Pull out every line below holding the word "Output".

[Structured figure records]
=======

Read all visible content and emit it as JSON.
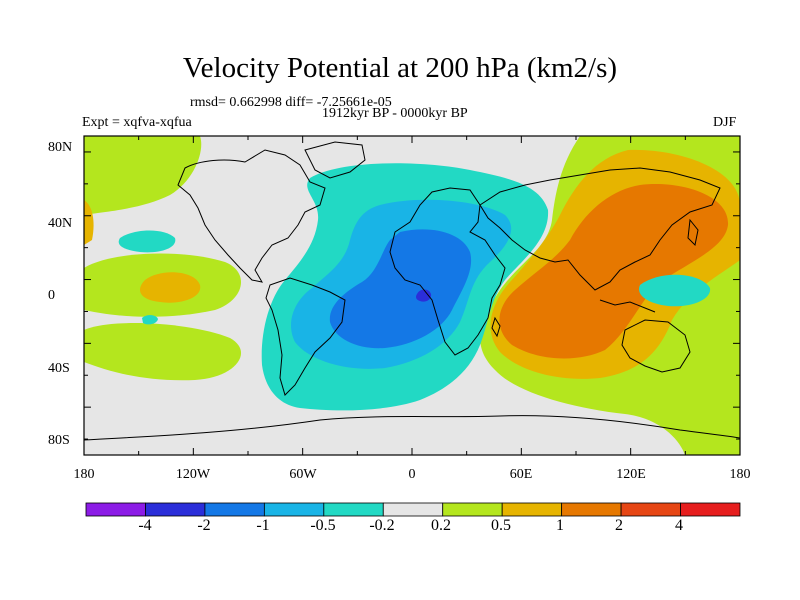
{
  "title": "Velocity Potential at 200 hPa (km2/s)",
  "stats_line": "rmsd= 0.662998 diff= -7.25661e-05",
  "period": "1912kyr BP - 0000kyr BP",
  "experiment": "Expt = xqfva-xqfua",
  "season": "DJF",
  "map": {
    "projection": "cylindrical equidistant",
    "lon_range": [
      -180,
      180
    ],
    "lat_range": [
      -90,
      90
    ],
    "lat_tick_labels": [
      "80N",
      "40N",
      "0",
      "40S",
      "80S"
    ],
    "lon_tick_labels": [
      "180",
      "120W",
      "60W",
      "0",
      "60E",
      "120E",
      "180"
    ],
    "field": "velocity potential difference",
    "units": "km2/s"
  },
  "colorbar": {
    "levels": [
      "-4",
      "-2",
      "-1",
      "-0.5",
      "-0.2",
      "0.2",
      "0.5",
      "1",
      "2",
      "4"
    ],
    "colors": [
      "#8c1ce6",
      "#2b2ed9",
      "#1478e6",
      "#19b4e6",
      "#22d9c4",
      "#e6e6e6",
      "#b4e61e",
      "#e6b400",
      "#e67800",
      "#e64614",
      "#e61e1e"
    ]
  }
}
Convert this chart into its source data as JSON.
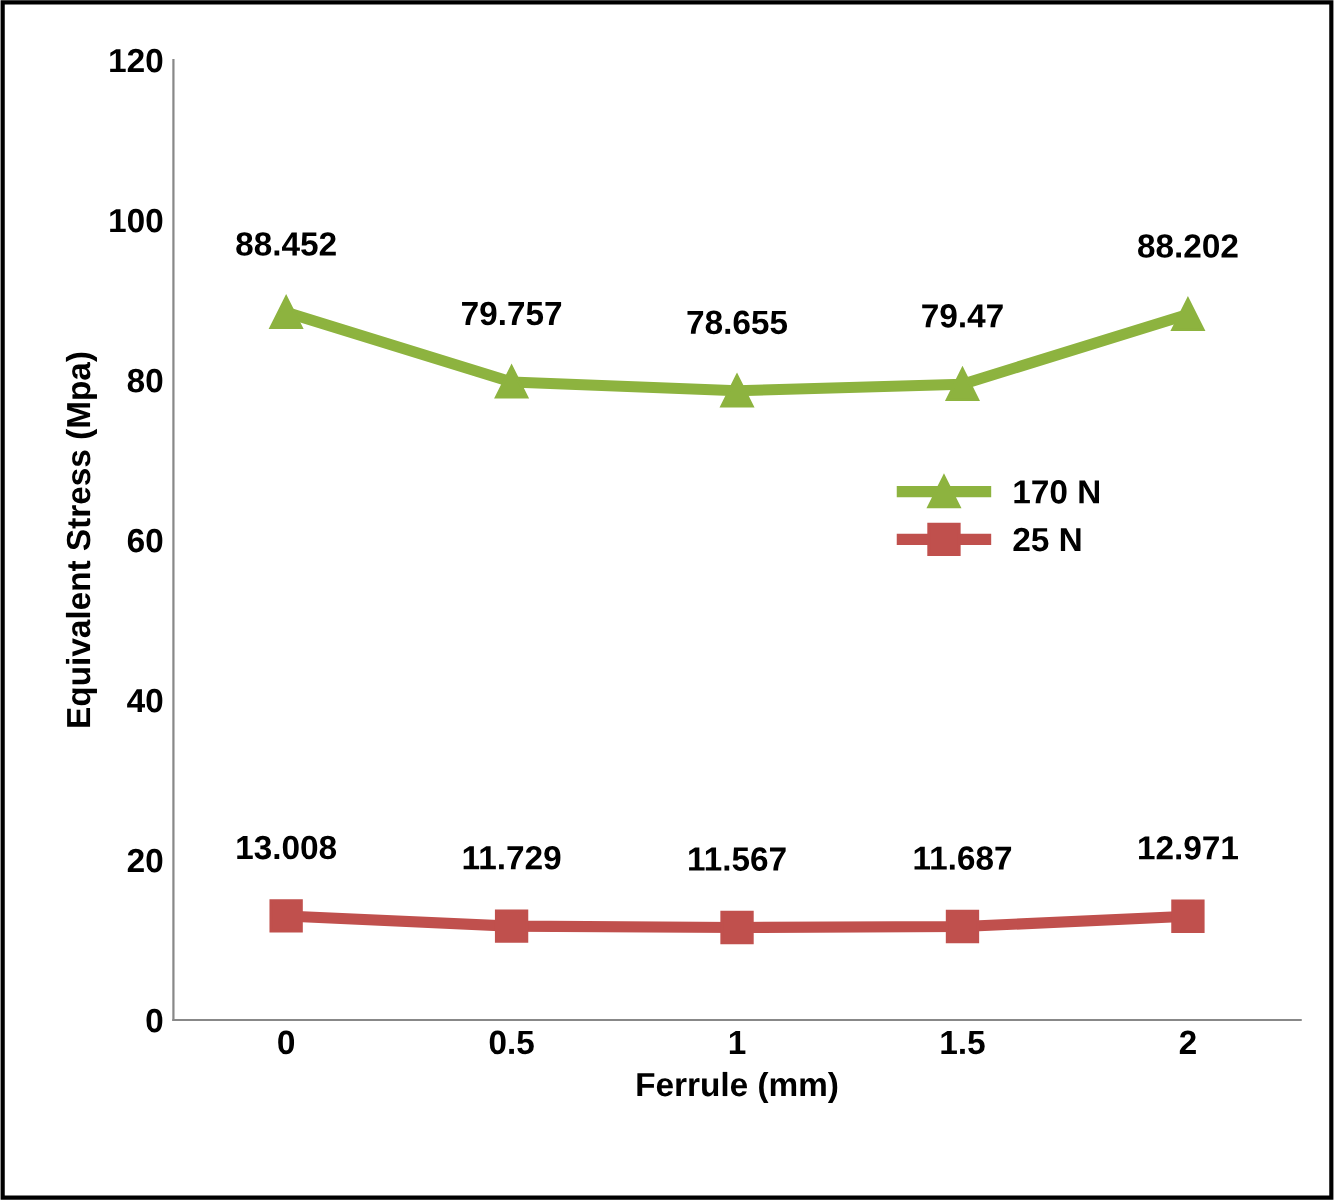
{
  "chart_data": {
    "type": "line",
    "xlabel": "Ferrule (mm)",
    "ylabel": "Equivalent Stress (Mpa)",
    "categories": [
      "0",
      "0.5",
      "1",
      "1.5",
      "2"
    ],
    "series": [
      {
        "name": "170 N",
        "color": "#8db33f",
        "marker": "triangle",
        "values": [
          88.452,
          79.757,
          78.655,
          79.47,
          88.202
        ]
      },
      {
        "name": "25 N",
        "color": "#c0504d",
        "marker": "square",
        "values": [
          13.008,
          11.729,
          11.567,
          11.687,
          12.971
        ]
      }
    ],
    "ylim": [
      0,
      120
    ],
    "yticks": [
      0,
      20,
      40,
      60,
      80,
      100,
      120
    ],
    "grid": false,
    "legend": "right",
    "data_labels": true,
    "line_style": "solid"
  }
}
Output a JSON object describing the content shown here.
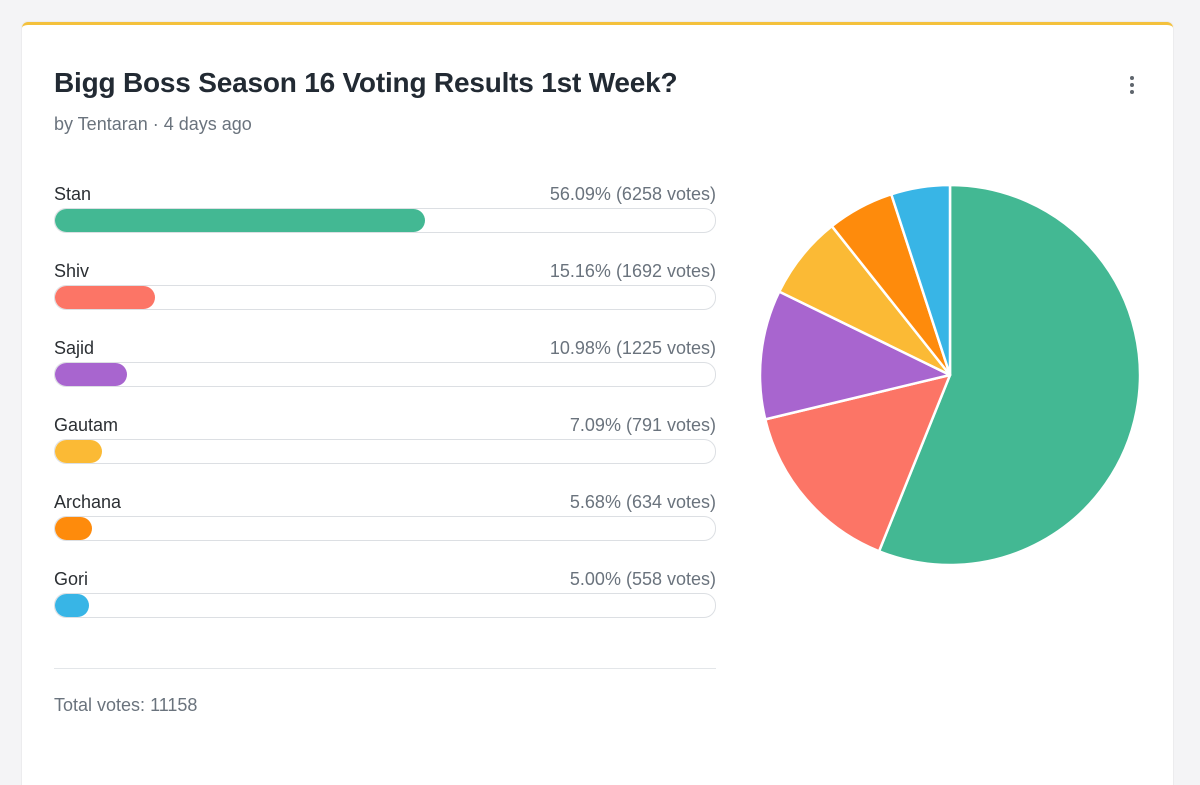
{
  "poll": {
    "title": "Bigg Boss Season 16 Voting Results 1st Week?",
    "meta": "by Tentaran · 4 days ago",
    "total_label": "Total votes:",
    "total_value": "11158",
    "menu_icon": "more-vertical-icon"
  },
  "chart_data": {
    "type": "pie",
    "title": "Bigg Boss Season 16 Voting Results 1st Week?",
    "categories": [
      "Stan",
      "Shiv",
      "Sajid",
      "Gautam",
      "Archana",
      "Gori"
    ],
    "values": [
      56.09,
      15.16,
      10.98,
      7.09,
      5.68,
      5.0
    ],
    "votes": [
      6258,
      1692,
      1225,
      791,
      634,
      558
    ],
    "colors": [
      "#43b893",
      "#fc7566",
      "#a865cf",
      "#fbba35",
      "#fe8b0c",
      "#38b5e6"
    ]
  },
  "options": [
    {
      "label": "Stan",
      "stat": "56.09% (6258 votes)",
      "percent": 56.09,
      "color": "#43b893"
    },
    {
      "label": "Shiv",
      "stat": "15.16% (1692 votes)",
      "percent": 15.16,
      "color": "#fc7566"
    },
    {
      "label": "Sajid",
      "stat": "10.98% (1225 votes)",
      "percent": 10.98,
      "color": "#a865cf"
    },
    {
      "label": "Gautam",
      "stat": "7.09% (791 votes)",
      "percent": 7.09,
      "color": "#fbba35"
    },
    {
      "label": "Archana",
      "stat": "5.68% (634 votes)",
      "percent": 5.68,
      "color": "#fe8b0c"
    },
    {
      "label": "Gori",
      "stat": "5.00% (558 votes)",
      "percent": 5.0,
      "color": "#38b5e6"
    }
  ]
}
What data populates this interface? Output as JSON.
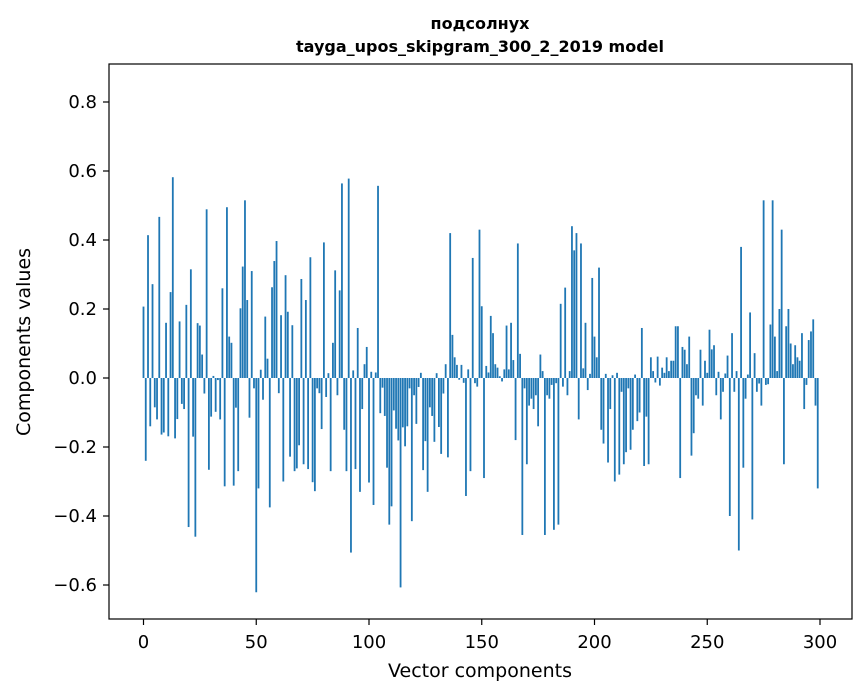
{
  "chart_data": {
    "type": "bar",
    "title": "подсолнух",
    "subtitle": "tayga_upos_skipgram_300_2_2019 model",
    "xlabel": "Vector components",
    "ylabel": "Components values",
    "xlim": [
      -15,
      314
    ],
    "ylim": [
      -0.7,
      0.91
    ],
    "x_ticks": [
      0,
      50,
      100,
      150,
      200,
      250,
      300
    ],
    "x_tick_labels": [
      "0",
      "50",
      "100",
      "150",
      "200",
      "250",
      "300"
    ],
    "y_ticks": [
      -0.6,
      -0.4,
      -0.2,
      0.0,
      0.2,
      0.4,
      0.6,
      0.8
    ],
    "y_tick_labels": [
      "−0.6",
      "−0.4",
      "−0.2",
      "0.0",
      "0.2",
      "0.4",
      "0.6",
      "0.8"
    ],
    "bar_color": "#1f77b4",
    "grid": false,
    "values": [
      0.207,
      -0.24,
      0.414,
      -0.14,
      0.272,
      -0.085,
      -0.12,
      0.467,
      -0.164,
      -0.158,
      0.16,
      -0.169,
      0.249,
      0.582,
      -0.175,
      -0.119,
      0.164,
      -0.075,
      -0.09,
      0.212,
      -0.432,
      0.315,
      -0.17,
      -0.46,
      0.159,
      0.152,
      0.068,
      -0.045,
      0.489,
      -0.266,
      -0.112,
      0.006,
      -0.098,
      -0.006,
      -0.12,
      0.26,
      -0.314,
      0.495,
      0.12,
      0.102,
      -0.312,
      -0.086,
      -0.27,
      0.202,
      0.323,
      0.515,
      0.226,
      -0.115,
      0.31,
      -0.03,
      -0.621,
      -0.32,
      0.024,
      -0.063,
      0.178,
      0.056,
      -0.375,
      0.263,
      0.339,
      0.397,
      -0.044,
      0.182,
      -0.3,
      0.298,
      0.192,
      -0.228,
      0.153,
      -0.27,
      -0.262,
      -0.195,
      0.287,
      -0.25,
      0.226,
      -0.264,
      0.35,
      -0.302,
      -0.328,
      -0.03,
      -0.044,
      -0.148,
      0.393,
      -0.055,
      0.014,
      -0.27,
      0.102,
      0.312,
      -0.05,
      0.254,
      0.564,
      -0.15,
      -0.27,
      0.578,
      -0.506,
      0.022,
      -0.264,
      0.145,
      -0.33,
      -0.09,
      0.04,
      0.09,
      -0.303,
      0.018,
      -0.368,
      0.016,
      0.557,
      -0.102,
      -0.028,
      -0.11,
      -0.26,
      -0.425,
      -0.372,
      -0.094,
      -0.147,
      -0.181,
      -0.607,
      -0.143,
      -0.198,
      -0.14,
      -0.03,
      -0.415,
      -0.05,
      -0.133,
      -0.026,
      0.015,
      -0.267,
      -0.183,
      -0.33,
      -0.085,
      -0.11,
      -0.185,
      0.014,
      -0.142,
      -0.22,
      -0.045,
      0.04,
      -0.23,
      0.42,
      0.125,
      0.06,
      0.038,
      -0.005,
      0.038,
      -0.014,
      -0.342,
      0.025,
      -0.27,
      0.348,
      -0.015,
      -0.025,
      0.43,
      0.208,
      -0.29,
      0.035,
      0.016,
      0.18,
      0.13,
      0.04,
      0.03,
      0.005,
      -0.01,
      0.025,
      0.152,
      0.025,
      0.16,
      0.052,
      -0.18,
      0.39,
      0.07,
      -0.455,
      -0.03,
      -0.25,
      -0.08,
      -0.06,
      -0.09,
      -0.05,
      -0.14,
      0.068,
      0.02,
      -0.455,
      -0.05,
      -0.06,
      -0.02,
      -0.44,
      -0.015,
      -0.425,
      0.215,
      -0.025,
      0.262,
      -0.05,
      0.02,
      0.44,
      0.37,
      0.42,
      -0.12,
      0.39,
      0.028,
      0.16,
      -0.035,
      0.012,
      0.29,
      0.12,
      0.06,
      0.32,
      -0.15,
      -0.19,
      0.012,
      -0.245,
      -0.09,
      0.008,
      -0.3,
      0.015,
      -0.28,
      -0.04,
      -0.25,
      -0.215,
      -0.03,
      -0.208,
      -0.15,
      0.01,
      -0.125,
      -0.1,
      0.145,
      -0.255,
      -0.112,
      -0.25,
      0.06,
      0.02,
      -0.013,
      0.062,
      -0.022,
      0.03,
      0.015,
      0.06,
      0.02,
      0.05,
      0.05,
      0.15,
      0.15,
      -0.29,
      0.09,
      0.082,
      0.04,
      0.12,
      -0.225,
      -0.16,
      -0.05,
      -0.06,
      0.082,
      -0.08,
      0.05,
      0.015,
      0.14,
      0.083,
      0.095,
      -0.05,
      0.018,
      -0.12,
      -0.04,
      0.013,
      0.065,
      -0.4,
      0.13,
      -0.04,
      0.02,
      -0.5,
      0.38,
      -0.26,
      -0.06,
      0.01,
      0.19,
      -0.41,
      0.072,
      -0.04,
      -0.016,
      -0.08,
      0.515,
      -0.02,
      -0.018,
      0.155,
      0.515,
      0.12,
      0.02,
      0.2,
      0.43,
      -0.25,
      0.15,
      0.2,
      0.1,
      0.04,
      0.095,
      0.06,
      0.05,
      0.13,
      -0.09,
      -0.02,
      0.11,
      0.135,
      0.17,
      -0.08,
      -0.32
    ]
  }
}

=======

→ Correct response:
Output a JSON object describing the content shown here.
What data populates this interface? Output as JSON.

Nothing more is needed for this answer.